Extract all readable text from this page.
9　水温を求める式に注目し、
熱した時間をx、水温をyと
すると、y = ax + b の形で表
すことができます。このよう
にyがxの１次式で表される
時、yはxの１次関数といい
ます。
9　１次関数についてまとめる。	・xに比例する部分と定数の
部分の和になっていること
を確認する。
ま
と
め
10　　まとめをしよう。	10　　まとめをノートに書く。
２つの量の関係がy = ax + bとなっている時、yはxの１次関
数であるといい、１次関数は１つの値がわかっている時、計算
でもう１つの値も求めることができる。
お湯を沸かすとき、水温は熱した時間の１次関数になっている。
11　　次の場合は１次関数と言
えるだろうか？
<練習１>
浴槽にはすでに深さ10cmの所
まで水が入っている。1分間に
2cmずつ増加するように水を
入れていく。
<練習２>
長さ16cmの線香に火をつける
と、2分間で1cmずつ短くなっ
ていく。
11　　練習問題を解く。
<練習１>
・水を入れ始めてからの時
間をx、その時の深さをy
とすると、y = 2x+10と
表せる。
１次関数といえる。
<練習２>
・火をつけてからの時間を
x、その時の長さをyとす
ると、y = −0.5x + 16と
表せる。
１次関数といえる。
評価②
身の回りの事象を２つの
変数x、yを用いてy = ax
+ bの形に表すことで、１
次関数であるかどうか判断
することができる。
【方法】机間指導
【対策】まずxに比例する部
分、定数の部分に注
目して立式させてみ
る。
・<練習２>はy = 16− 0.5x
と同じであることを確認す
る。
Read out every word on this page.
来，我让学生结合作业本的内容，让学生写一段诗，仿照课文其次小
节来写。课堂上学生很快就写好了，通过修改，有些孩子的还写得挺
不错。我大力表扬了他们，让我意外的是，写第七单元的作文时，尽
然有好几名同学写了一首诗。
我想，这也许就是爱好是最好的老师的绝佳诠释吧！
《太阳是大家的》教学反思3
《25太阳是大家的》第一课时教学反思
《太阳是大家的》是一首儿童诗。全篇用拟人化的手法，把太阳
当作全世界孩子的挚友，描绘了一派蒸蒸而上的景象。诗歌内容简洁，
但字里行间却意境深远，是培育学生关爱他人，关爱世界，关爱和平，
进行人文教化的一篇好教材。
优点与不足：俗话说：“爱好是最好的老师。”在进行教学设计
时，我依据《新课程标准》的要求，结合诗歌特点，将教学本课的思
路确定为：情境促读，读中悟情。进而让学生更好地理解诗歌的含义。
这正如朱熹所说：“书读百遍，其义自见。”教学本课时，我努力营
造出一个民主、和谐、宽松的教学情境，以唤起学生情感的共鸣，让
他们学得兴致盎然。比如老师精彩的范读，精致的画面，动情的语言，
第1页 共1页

▶ [Problem description] Identify and copy the lines holding the word "this".

▶ [Answer in full]
Extract all readable text from this page.
Read out every word on this page.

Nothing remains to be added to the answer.